Directions for this task:
Retype the complete listing exactly as it appears.

Source records:
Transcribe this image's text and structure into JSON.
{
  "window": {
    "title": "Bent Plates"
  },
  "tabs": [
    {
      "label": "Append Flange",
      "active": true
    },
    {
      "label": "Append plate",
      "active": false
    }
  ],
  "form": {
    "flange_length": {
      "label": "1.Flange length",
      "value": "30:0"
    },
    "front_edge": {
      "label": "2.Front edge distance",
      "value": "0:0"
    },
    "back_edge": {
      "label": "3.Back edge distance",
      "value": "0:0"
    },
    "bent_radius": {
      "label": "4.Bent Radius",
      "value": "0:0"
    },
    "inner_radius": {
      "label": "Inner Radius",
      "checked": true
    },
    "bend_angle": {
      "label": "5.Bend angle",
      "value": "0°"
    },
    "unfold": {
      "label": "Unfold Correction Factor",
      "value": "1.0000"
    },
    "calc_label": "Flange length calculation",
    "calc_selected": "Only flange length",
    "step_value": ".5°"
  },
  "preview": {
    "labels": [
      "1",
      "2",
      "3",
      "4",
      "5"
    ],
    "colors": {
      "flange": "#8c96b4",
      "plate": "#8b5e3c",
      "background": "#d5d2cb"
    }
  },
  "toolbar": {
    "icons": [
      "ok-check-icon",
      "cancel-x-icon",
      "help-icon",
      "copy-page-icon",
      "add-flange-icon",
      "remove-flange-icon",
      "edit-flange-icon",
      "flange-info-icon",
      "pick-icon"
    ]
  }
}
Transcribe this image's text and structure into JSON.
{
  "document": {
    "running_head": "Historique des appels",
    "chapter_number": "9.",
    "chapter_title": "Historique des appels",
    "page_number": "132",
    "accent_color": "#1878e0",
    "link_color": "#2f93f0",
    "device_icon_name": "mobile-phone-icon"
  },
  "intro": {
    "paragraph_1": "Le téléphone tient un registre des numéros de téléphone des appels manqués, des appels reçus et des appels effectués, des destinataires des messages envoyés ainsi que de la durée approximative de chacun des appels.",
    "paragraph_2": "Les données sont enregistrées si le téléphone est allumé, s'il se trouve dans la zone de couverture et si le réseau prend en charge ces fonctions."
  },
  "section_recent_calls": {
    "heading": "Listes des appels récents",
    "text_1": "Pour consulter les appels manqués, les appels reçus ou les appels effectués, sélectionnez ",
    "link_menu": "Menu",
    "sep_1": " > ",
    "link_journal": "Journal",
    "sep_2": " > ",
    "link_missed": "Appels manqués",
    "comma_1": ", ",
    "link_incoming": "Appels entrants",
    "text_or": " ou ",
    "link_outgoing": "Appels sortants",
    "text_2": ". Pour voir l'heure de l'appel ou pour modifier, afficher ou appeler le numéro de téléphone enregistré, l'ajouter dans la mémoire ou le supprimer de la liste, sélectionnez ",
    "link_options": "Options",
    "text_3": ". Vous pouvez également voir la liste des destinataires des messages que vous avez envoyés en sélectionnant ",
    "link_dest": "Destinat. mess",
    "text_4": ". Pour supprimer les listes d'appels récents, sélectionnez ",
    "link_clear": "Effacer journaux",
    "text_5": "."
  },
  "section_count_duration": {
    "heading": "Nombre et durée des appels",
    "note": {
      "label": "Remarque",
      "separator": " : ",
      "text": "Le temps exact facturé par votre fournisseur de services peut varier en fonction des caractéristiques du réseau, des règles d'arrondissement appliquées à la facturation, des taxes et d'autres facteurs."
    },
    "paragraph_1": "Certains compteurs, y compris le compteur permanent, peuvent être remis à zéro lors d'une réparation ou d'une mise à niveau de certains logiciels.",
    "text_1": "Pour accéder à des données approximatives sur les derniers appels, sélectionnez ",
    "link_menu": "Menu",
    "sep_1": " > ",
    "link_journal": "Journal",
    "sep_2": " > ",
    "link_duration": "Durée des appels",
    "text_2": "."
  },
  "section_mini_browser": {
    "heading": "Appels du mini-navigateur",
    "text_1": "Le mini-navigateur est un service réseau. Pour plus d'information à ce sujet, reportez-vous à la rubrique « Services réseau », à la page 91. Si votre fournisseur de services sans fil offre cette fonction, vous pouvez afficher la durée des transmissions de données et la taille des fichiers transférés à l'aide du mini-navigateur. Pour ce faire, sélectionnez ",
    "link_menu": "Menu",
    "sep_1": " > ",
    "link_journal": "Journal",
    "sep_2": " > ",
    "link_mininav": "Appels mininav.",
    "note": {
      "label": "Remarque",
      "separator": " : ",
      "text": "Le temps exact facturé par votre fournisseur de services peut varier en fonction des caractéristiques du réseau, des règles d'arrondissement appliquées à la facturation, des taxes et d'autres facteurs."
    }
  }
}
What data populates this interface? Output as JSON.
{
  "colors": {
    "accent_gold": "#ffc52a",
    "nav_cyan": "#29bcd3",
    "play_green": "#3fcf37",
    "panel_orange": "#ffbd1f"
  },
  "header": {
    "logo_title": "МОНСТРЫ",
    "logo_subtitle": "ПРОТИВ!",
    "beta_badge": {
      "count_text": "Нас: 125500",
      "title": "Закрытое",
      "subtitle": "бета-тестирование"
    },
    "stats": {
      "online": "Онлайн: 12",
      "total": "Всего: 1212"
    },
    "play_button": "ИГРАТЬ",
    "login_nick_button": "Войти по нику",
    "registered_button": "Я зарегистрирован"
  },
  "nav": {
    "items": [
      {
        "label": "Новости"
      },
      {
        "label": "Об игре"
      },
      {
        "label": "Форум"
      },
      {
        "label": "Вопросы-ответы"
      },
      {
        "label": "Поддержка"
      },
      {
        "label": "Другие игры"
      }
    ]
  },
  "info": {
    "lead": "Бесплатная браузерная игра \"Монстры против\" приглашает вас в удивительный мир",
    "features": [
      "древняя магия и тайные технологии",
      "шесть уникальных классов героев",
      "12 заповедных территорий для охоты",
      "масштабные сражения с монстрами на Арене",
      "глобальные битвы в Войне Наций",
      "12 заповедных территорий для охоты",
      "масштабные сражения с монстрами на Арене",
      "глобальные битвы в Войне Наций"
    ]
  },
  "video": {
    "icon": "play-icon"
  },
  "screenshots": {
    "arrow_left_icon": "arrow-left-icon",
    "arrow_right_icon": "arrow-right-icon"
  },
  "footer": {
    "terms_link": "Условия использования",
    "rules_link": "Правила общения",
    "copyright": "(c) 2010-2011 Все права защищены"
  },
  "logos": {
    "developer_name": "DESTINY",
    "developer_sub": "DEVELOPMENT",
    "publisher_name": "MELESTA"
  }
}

Finished task:
Transcribe this image's text and structure into JSON.
{
  "window": {
    "title": "Bent Plates"
  },
  "tabs": [
    {
      "label": "Append Flange",
      "active": true
    },
    {
      "label": "Append plate",
      "active": false
    }
  ],
  "form": {
    "flange_length": {
      "label": "1.Flange length",
      "value": "30:0"
    },
    "front_edge": {
      "label": "2.Front edge distance",
      "value": "0:0"
    },
    "back_edge": {
      "label": "3.Back edge distance",
      "value": "0:0"
    },
    "bent_radius": {
      "label": "4.Bent Radius",
      "value": "0:0"
    },
    "inner_radius": {
      "label": "Inner Radius",
      "checked": true
    },
    "bend_angle": {
      "label": "5.Bend angle",
      "value": "0°"
    },
    "unfold": {
      "label": "Unfold Correction Factor",
      "value": "1.0000"
    },
    "calc_label": "Flange length calculation",
    "calc_selected": "Only flange length",
    "step_value": ".5°"
  },
  "preview": {
    "labels": [
      "1",
      "2",
      "3",
      "4",
      "5"
    ],
    "colors": {
      "flange": "#8c96b4",
      "plate": "#8b5e3c",
      "background": "#d5d2cb"
    }
  },
  "toolbar": {
    "icons": [
      "ok-check-icon",
      "cancel-x-icon",
      "help-icon",
      "copy-page-icon",
      "add-flange-icon",
      "remove-flange-icon",
      "edit-flange-icon",
      "flange-info-icon",
      "pick-icon"
    ]
  }
}
Transcribe this image's text and structure into JSON.
{
  "document": {
    "running_head": "Historique des appels",
    "chapter_number": "9.",
    "chapter_title": "Historique des appels",
    "page_number": "132",
    "accent_color": "#1878e0",
    "link_color": "#2f93f0",
    "device_icon_name": "mobile-phone-icon"
  },
  "intro": {
    "paragraph_1": "Le téléphone tient un registre des numéros de téléphone des appels manqués, des appels reçus et des appels effectués, des destinataires des messages envoyés ainsi que de la durée approximative de chacun des appels.",
    "paragraph_2": "Les données sont enregistrées si le téléphone est allumé, s'il se trouve dans la zone de couverture et si le réseau prend en charge ces fonctions."
  },
  "section_recent_calls": {
    "heading": "Listes des appels récents",
    "text_1": "Pour consulter les appels manqués, les appels reçus ou les appels effectués, sélectionnez ",
    "link_menu": "Menu",
    "sep_1": " > ",
    "link_journal": "Journal",
    "sep_2": " > ",
    "link_missed": "Appels manqués",
    "comma_1": ", ",
    "link_incoming": "Appels entrants",
    "text_or": " ou ",
    "link_outgoing": "Appels sortants",
    "text_2": ". Pour voir l'heure de l'appel ou pour modifier, afficher ou appeler le numéro de téléphone enregistré, l'ajouter dans la mémoire ou le supprimer de la liste, sélectionnez ",
    "link_options": "Options",
    "text_3": ". Vous pouvez également voir la liste des destinataires des messages que vous avez envoyés en sélectionnant ",
    "link_dest": "Destinat. mess",
    "text_4": ". Pour supprimer les listes d'appels récents, sélectionnez ",
    "link_clear": "Effacer journaux",
    "text_5": "."
  },
  "section_count_duration": {
    "heading": "Nombre et durée des appels",
    "note": {
      "label": "Remarque",
      "separator": " : ",
      "text": "Le temps exact facturé par votre fournisseur de services peut varier en fonction des caractéristiques du réseau, des règles d'arrondissement appliquées à la facturation, des taxes et d'autres facteurs."
    },
    "paragraph_1": "Certains compteurs, y compris le compteur permanent, peuvent être remis à zéro lors d'une réparation ou d'une mise à niveau de certains logiciels.",
    "text_1": "Pour accéder à des données approximatives sur les derniers appels, sélectionnez ",
    "link_menu": "Menu",
    "sep_1": " > ",
    "link_journal": "Journal",
    "sep_2": " > ",
    "link_duration": "Durée des appels",
    "text_2": "."
  },
  "section_mini_browser": {
    "heading": "Appels du mini-navigateur",
    "text_1": "Le mini-navigateur est un service réseau. Pour plus d'information à ce sujet, reportez-vous à la rubrique « Services réseau », à la page 91. Si votre fournisseur de services sans fil offre cette fonction, vous pouvez afficher la durée des transmissions de données et la taille des fichiers transférés à l'aide du mini-navigateur. Pour ce faire, sélectionnez ",
    "link_menu": "Menu",
    "sep_1": " > ",
    "link_journal": "Journal",
    "sep_2": " > ",
    "link_mininav": "Appels mininav.",
    "note": {
      "label": "Remarque",
      "separator": " : ",
      "text": "Le temps exact facturé par votre fournisseur de services peut varier en fonction des caractéristiques du réseau, des règles d'arrondissement appliquées à la facturation, des taxes et d'autres facteurs."
    }
  }
}
What data populates this interface? Output as JSON.
{
  "colors": {
    "accent_gold": "#ffc52a",
    "nav_cyan": "#29bcd3",
    "play_green": "#3fcf37",
    "panel_orange": "#ffbd1f"
  },
  "header": {
    "logo_title": "МОНСТРЫ",
    "logo_subtitle": "ПРОТИВ!",
    "beta_badge": {
      "count_text": "Нас: 125500",
      "title": "Закрытое",
      "subtitle": "бета-тестирование"
    },
    "stats": {
      "online": "Онлайн: 12",
      "total": "Всего: 1212"
    },
    "play_button": "ИГРАТЬ",
    "login_nick_button": "Войти по нику",
    "registered_button": "Я зарегистрирован"
  },
  "nav": {
    "items": [
      {
        "label": "Новости"
      },
      {
        "label": "Об игре"
      },
      {
        "label": "Форум"
      },
      {
        "label": "Вопросы-ответы"
      },
      {
        "label": "Поддержка"
      },
      {
        "label": "Другие игры"
      }
    ]
  },
  "info": {
    "lead": "Бесплатная браузерная игра \"Монстры против\" приглашает вас в удивительный мир",
    "features": [
      "древняя магия и тайные технологии",
      "шесть уникальных классов героев",
      "12 заповедных территорий для охоты",
      "масштабные сражения с монстрами на Арене",
      "глобальные битвы в Войне Наций",
      "12 заповедных территорий для охоты",
      "масштабные сражения с монстрами на Арене",
      "глобальные битвы в Войне Наций"
    ]
  },
  "video": {
    "icon": "play-icon"
  },
  "screenshots": {
    "arrow_left_icon": "arrow-left-icon",
    "arrow_right_icon": "arrow-right-icon"
  },
  "footer": {
    "terms_link": "Условия использования",
    "rules_link": "Правила общения",
    "copyright": "(c) 2010-2011 Все права защищены"
  },
  "logos": {
    "developer_name": "DESTINY",
    "developer_sub": "DEVELOPMENT",
    "publisher_name": "MELESTA"
  }
}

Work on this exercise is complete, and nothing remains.